(Recorded data)
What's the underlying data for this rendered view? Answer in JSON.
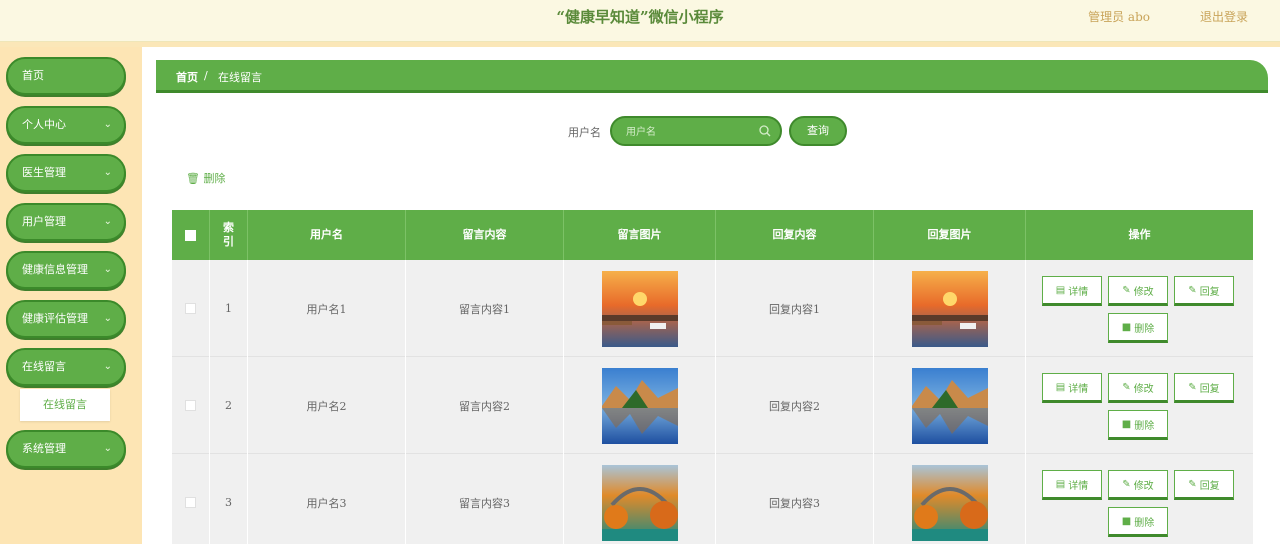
{
  "header": {
    "title": "“健康早知道”微信小程序",
    "admin": "管理员 abo",
    "logout": "退出登录"
  },
  "sidebar": {
    "items": [
      {
        "label": "首页",
        "chevron": false
      },
      {
        "label": "个人中心",
        "chevron": true
      },
      {
        "label": "医生管理",
        "chevron": true
      },
      {
        "label": "用户管理",
        "chevron": true
      },
      {
        "label": "健康信息管理",
        "chevron": true
      },
      {
        "label": "健康评估管理",
        "chevron": true
      },
      {
        "label": "在线留言",
        "chevron": true
      },
      {
        "label": "系统管理",
        "chevron": true
      }
    ],
    "sub_item": "在线留言"
  },
  "breadcrumb": {
    "home": "首页",
    "sep": "/",
    "current": "在线留言"
  },
  "search": {
    "label": "用户名",
    "placeholder": "用户名",
    "button": "查询"
  },
  "toolbar": {
    "delete": "删除"
  },
  "table": {
    "headers": [
      "索\n引",
      "用户名",
      "留言内容",
      "留言图片",
      "回复内容",
      "回复图片",
      "操作"
    ],
    "rows": [
      {
        "index": "1",
        "user": "用户名1",
        "message": "留言内容1",
        "reply": "回复内容1",
        "image": "sunset-harbor"
      },
      {
        "index": "2",
        "user": "用户名2",
        "message": "留言内容2",
        "reply": "回复内容2",
        "image": "mountain-lake"
      },
      {
        "index": "3",
        "user": "用户名3",
        "message": "留言内容3",
        "reply": "回复内容3",
        "image": "autumn-bridge"
      }
    ],
    "actions": {
      "detail": "详情",
      "edit": "修改",
      "reply": "回复",
      "delete": "删除"
    }
  },
  "colors": {
    "accent": "#5fae48",
    "accent_dark": "#3f8a2c",
    "sidebar_bg": "#fde5b4",
    "header_bg": "#fbf8e2"
  }
}
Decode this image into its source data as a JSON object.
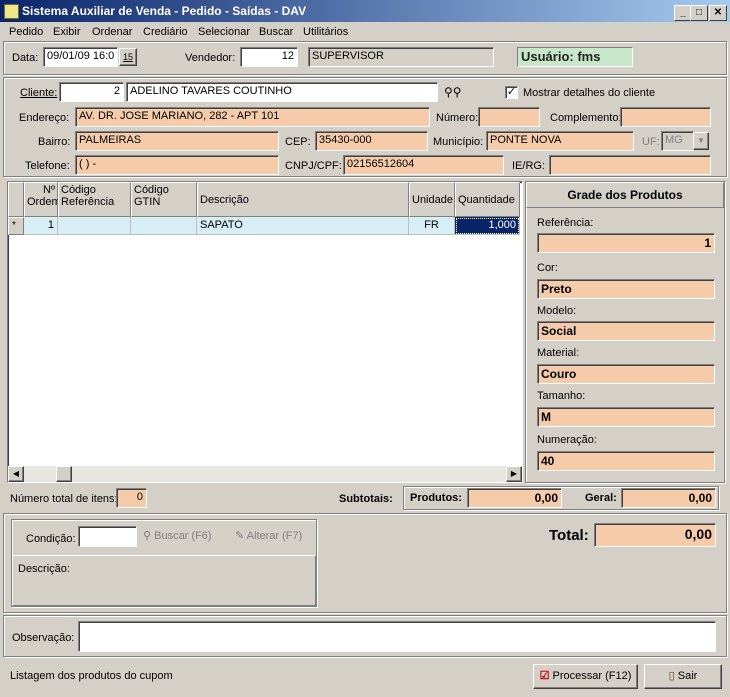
{
  "window": {
    "title": "Sistema Auxiliar de Venda - Pedido - Saídas - DAV"
  },
  "menu": [
    "Pedido",
    "Exibir",
    "Ordenar",
    "Crediário",
    "Selecionar",
    "Buscar",
    "Utilitários"
  ],
  "header": {
    "data_label": "Data:",
    "data_value": "09/01/09 16:0",
    "calendar_day": "15",
    "vendedor_label": "Vendedor:",
    "vendedor_code": "12",
    "vendedor_name": "SUPERVISOR",
    "usuario": "Usuário: fms"
  },
  "client": {
    "cliente_label": "Cliente:",
    "cliente_code": "2",
    "cliente_name": "ADELINO TAVARES COUTINHO",
    "mostrar_label": "Mostrar detalhes do cliente",
    "endereco_label": "Endereço:",
    "endereco": "AV. DR. JOSE MARIANO, 282 - APT 101",
    "numero_label": "Número:",
    "numero": "",
    "complemento_label": "Complemento:",
    "complemento": "",
    "bairro_label": "Bairro:",
    "bairro": "PALMEIRAS",
    "cep_label": "CEP:",
    "cep": "35430-000",
    "municipio_label": "Município:",
    "municipio": "PONTE NOVA",
    "uf_label": "UF:",
    "uf": "MG",
    "telefone_label": "Telefone:",
    "telefone": "(  )    -",
    "cnpj_label": "CNPJ/CPF:",
    "cnpj": "02156512604",
    "ie_label": "IE/RG:",
    "ie": ""
  },
  "grid": {
    "headers": {
      "ordem": "Nº Ordem",
      "cod_ref": "Código Referência",
      "cod_gtin": "Código GTIN",
      "descricao": "Descrição",
      "unidade": "Unidade",
      "quantidade": "Quantidade"
    },
    "rows": [
      {
        "marker": "*",
        "ordem": "1",
        "cod_ref": "",
        "cod_gtin": "",
        "descricao": "SAPATO",
        "unidade": "FR",
        "quantidade": "1,000"
      }
    ]
  },
  "grade": {
    "title": "Grade dos Produtos",
    "referencia_label": "Referência:",
    "referencia": "1",
    "cor_label": "Cor:",
    "cor": "Preto",
    "modelo_label": "Modelo:",
    "modelo": "Social",
    "material_label": "Material:",
    "material": "Couro",
    "tamanho_label": "Tamanho:",
    "tamanho": "M",
    "numeracao_label": "Numeração:",
    "numeracao": "40"
  },
  "totals": {
    "num_itens_label": "Número total de itens:",
    "num_itens": "0",
    "subtotais_label": "Subtotais:",
    "produtos_label": "Produtos:",
    "produtos": "0,00",
    "geral_label": "Geral:",
    "geral": "0,00",
    "total_label": "Total:",
    "total": "0,00"
  },
  "condicao": {
    "label": "Condição:",
    "value": "",
    "buscar": "Buscar (F6)",
    "alterar": "Alterar (F7)",
    "descricao_label": "Descrição:"
  },
  "observacao": {
    "label": "Observação:",
    "value": ""
  },
  "status": {
    "text": "Listagem dos produtos do cupom"
  },
  "buttons": {
    "processar": "Processar (F12)",
    "sair": "Sair"
  }
}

#### Do this:
Look for the word "quantidade" and return every line where it occurs.

#### Result:
      "quantidade": "Quantidade"
        "quantidade": "1,000"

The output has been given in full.